Saved entries

==============================

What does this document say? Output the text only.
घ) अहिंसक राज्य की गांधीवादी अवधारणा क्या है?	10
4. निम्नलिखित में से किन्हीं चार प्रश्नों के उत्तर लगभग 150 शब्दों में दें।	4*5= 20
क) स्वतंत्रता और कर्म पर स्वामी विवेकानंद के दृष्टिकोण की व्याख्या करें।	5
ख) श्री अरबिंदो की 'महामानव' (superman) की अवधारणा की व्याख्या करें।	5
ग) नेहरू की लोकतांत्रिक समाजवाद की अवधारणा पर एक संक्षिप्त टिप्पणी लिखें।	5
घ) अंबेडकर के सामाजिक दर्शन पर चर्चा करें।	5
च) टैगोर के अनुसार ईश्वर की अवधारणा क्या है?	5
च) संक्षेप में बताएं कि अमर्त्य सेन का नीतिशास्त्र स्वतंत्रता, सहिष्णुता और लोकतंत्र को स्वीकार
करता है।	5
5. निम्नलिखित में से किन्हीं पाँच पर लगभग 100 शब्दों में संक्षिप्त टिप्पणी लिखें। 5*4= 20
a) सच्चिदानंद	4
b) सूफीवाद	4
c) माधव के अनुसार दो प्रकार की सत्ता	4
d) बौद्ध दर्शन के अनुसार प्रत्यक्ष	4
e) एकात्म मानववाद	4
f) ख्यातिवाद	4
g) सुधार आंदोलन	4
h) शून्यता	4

==============================

§ **Requirements**
Copy every line of the listing containing the string "लगभग".

§ **Problem solution**
4. निम्नलिखित में से किन्हीं चार प्रश्नों के उत्तर लगभग 150 शब्दों में दें।	4*5= 20
5. निम्नलिखित में से किन्हीं पाँच पर लगभग 100 शब्दों में संक्षिप्त टिप्पणी लिखें। 5*4= 20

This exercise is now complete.